▶ [Texto de estudio]
⟨

Para justificar lo que está ocurriendo con la transformación del negocio bancario, lo que podemos evitarnos son las obviedades que todos podemos compartir y que no precisan ni siquiera de debate.
Es evidente que, igual que ha ocurrido en otros muchos sectores, el mundo bancario tiene que adaptase a este nuevo modelo de sociedad que solo necesita un móvil para leer un periódico, hacer la compra en el supermercado, reservar las entradas del cine o del teatro, ver un nuevo capítulo de la serie favorita, alquilar un coche y realizar una transferencia para el pago del alquiler de la casa. Eso, claro, además de jugar una partida y contestar a algunas decenas de mensajes.
La banca tradicional solo puede sobrevivir si se convierte plenamente en banca digital; dentro de poco tiempo que un empleado de banco entregue un fajo de billetes a un cliente nos producirá la misma extrañeza que nos provoca ahora la imagen de un contable, detrás de una ventanilla, con visera y con manguitos. No, no hace falta que nadie explique el carácter arrollador, inexorable, de la modernización de las cosas, de la vida, porque nadie ha podido nunca ponerle puertas al progreso. Los bancos avanzaban, como todos los demás, hacia la progresiva actualización de sus estructuras hasta que la crisis les ha dado un empujón definitivo. Se trataba de adaptarse o morir y, como siempre, eso significa una importante reducción de los costes, con el cierre de miles de oficinas en toda España, reducciones de personal, y transformación completa del negocio tradicional a través de una gran inversión en esta revolución tecnológica.

⟩

▶ [Objetivo del ejercicio]
Según el texto sobre la transformación del negocio bancario, ¿qué dio a los bancos el empujón definitivo en la actualización de sus estructuras?

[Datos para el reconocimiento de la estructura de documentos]
⟨

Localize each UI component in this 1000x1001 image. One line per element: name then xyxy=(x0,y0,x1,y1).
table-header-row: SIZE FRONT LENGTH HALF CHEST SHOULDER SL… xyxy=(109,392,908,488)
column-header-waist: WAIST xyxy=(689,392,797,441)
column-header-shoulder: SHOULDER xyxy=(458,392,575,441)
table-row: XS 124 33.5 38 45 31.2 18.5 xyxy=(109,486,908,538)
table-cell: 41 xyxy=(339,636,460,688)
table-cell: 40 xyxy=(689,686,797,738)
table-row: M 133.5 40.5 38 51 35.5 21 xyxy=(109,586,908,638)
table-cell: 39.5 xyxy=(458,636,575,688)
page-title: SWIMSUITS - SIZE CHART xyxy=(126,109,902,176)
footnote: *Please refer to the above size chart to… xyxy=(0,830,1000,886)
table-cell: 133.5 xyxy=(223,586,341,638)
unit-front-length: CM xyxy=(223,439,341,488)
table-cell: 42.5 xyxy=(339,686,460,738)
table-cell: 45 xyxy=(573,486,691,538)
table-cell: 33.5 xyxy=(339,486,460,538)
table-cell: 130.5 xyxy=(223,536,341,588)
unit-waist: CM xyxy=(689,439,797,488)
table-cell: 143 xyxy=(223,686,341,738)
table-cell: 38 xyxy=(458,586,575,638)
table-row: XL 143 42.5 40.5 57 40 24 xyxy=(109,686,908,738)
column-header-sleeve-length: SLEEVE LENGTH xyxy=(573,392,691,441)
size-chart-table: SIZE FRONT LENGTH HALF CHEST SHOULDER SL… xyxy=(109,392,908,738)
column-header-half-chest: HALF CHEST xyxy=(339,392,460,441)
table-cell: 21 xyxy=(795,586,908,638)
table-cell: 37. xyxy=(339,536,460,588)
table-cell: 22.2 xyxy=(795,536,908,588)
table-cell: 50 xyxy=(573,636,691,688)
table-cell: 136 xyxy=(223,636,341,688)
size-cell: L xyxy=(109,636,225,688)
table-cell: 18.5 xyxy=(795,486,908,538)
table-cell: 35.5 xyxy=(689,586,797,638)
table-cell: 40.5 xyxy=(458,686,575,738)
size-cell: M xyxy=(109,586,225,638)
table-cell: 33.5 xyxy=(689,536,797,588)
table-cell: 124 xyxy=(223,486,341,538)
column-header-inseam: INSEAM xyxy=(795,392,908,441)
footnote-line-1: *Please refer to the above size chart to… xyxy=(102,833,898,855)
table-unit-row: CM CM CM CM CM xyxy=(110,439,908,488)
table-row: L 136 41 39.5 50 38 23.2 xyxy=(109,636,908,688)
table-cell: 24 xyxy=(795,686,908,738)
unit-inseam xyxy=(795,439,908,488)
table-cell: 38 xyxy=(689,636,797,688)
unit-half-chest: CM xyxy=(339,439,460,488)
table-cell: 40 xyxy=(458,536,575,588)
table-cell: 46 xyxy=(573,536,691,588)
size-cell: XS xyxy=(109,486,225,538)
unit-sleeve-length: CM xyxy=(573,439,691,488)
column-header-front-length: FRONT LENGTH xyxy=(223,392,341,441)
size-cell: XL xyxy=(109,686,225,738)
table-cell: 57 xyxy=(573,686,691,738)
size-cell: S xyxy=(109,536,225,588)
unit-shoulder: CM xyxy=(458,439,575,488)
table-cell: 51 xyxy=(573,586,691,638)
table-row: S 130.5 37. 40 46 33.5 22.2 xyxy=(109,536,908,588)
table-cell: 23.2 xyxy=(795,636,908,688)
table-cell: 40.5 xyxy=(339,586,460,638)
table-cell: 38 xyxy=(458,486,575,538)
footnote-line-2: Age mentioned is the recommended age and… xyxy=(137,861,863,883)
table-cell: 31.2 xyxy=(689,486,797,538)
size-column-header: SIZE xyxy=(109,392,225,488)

⟩

▶ [Respuesta correspondiente]
La crisis.